#### Directions
Each line that follows is to be retyped exactly.

[Dataset items]
========================================

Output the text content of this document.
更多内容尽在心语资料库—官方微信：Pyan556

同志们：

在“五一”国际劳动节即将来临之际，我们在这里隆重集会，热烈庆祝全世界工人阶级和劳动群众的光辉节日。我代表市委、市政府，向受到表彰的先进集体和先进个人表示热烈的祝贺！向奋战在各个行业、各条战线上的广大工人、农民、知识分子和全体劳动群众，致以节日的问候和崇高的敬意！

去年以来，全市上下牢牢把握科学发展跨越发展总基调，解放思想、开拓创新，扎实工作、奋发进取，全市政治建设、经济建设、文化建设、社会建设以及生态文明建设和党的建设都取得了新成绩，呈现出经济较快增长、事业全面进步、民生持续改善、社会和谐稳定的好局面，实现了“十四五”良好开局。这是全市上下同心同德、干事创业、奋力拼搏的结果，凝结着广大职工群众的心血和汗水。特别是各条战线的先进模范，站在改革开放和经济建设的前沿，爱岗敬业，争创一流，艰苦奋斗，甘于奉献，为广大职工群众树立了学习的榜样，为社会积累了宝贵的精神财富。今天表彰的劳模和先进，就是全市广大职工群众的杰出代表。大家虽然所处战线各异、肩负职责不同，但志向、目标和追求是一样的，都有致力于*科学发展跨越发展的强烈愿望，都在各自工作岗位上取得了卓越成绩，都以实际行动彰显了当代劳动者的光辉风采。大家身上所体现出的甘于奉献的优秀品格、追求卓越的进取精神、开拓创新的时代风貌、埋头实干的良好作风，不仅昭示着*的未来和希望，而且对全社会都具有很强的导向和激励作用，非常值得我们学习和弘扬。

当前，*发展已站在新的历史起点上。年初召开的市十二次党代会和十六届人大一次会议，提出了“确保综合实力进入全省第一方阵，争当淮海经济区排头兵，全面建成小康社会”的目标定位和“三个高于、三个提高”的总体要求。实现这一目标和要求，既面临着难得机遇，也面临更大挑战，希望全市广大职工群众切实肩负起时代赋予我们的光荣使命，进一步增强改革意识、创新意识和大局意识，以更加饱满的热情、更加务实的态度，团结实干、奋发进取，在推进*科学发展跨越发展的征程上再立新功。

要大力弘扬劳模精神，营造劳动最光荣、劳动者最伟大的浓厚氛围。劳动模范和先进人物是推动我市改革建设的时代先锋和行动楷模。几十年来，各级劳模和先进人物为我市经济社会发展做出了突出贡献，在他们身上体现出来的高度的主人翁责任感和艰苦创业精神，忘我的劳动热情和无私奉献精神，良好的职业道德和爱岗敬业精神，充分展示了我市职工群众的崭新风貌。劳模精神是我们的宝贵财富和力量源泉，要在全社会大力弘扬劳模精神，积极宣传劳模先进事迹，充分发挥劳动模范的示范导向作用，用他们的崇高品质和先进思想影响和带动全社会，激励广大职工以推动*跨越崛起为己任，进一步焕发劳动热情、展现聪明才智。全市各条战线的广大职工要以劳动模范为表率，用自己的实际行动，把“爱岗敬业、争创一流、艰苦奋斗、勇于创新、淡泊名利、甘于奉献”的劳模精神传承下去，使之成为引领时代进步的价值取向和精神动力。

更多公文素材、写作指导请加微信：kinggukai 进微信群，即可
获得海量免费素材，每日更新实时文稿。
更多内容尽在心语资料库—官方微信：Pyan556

========================================

#### Result for this task
Output the text content of this document.
更多内容尽在心语资料库—官方微信：Pyan556

同志们：

在“五一”国际劳动节即将来临之际，我们在这里隆重集会，热烈庆祝全世界工人阶级和劳动群众的光辉节日。我代表市委、市政府，向受到表彰的先进集体和先进个人表示热烈的祝贺！向奋战在各个行业、各条战线上的广大工人、农民、知识分子和全体劳动群众，致以节日的问候和崇高的敬意！

去年以来，全市上下牢牢把握科学发展跨越发展总基调，解放思想、开拓创新，扎实工作、奋发进取，全市政治建设、经济建设、文化建设、社会建设以及生态文明建设和党的建设都取得了新成绩，呈现出经济较快增长、事业全面进步、民生持续改善、社会和谐稳定的好局面，实现了“十四五”良好开局。这是全市上下同心同德、干事创业、奋力拼搏的结果，凝结着广大职工群众的心血和汗水。特别是各条战线的先进模范，站在改革开放和经济建设的前沿，爱岗敬业，争创一流，艰苦奋斗，甘于奉献，为广大职工群众树立了学习的榜样，为社会积累了宝贵的精神财富。今天表彰的劳模和先进，就是全市广大职工群众的杰出代表。大家虽然所处战线各异、肩负职责不同，但志向、目标和追求是一样的，都有致力于*科学发展跨越发展的强烈愿望，都在各自工作岗位上取得了卓越成绩，都以实际行动彰显了当代劳动者的光辉风采。大家身上所体现出的甘于奉献的优秀品格、追求卓越的进取精神、开拓创新的时代风貌、埋头实干的良好作风，不仅昭示着*的未来和希望，而且对全社会都具有很强的导向和激励作用，非常值得我们学习和弘扬。

当前，*发展已站在新的历史起点上。年初召开的市十二次党代会和十六届人大一次会议，提出了“确保综合实力进入全省第一方阵，争当淮海经济区排头兵，全面建成小康社会”的目标定位和“三个高于、三个提高”的总体要求。实现这一目标和要求，既面临着难得机遇，也面临更大挑战，希望全市广大职工群众切实肩负起时代赋予我们的光荣使命，进一步增强改革意识、创新意识和大局意识，以更加饱满的热情、更加务实的态度，团结实干、奋发进取，在推进*科学发展跨越发展的征程上再立新功。

要大力弘扬劳模精神，营造劳动最光荣、劳动者最伟大的浓厚氛围。劳动模范和先进人物是推动我市改革建设的时代先锋和行动楷模。几十年来，各级劳模和先进人物为我市经济社会发展做出了突出贡献，在他们身上体现出来的高度的主人翁责任感和艰苦创业精神，忘我的劳动热情和无私奉献精神，良好的职业道德和爱岗敬业精神，充分展示了我市职工群众的崭新风貌。劳模精神是我们的宝贵财富和力量源泉，要在全社会大力弘扬劳模精神，积极宣传劳模先进事迹，充分发挥劳动模范的示范导向作用，用他们的崇高品质和先进思想影响和带动全社会，激励广大职工以推动*跨越崛起为己任，进一步焕发劳动热情、展现聪明才智。全市各条战线的广大职工要以劳动模范为表率，用自己的实际行动，把“爱岗敬业、争创一流、艰苦奋斗、勇于创新、淡泊名利、甘于奉献”的劳模精神传承下去，使之成为引领时代进步的价值取向和精神动力。

更多公文素材、写作指导请加微信：kinggukai 进微信群，即可
获得海量免费素材，每日更新实时文稿。
更多内容尽在心语资料库—官方微信：Pyan556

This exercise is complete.